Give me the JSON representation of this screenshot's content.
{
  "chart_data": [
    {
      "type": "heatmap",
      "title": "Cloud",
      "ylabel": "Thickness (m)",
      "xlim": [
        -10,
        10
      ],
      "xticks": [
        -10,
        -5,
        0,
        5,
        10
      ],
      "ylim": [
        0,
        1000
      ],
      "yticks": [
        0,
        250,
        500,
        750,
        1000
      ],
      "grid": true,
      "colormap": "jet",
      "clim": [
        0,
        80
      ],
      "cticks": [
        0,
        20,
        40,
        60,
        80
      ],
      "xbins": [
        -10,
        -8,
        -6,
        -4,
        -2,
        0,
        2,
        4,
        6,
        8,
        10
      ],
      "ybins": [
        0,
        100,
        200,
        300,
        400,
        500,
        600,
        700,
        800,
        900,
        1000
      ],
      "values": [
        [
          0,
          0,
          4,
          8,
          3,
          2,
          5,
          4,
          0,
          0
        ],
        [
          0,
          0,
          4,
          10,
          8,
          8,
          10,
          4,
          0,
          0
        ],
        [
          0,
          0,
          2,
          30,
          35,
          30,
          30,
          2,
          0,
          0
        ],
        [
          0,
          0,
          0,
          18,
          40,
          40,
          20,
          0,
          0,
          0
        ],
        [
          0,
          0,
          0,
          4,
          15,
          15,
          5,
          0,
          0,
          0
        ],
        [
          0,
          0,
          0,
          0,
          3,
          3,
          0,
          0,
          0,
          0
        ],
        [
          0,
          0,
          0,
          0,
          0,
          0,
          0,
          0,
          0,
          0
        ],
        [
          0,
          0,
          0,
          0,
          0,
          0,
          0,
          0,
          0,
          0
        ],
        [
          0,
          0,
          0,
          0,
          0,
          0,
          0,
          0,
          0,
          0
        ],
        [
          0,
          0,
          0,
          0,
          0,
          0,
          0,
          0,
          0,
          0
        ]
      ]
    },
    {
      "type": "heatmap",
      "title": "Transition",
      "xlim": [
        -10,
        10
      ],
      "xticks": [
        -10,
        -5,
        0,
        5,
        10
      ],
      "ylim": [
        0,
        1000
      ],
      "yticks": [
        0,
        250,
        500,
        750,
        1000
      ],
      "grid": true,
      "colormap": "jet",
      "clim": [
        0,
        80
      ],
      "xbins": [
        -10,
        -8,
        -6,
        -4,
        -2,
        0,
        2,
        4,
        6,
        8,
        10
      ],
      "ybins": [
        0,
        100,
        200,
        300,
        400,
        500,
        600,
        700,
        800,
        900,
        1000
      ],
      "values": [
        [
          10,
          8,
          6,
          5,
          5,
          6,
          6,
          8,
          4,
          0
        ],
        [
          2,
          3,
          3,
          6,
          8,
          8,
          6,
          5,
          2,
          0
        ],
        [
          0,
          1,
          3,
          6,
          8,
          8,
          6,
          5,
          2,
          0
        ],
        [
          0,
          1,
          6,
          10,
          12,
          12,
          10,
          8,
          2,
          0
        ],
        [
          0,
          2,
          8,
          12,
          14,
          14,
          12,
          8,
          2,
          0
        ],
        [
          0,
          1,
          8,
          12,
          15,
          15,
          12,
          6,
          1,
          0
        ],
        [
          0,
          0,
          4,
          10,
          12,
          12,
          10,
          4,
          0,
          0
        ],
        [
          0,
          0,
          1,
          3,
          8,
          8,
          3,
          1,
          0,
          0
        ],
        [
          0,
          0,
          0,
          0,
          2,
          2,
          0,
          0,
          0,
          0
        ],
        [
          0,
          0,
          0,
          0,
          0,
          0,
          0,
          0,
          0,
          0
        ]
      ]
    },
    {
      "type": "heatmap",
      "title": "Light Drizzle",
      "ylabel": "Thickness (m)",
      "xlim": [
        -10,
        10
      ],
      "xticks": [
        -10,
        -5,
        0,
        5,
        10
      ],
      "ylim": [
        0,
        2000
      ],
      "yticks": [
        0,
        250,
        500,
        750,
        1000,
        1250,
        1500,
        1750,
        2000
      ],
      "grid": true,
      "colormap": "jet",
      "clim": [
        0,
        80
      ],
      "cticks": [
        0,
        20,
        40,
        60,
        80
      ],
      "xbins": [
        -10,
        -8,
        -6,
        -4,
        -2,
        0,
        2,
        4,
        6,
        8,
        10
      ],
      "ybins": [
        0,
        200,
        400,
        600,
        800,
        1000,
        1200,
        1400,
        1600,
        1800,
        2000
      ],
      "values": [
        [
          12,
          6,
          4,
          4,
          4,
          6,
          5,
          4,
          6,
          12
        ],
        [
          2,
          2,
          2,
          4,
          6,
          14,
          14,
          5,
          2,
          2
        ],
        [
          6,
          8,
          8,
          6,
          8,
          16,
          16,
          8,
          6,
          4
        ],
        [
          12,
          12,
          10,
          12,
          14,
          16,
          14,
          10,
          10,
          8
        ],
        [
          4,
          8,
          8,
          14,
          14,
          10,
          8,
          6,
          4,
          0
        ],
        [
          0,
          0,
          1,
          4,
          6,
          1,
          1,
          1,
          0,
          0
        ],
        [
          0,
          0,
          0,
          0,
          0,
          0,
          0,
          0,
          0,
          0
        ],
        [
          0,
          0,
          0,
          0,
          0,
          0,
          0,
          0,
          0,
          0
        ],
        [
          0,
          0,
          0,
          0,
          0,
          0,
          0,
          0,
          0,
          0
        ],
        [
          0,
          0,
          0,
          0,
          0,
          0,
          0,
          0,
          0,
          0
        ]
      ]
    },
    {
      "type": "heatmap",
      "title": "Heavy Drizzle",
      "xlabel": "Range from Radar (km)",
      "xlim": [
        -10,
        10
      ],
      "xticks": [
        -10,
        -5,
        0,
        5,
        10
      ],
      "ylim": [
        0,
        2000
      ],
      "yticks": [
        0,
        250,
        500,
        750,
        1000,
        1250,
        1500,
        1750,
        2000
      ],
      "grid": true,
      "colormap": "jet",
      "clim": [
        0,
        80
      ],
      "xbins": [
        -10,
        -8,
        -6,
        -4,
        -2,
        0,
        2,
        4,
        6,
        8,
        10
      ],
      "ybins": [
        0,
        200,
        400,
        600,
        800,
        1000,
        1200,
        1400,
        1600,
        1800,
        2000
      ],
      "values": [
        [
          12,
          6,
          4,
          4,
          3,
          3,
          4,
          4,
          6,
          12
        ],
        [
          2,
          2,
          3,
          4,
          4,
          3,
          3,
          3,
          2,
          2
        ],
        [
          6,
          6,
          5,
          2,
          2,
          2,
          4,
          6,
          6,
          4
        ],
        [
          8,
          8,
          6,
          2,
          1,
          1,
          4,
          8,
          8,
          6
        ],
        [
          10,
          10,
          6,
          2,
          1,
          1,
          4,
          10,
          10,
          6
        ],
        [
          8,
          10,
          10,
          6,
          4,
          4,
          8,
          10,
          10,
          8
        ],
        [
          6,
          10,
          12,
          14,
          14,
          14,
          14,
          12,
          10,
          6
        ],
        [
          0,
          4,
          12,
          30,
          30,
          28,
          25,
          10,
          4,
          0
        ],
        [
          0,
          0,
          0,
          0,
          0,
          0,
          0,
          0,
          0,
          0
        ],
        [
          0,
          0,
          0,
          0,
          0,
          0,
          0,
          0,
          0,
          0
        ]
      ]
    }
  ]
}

================================

Written instruction
Going through the entries above line by line, work out how many lines include the word "Drizzle". Only the number is required.

Written reply
2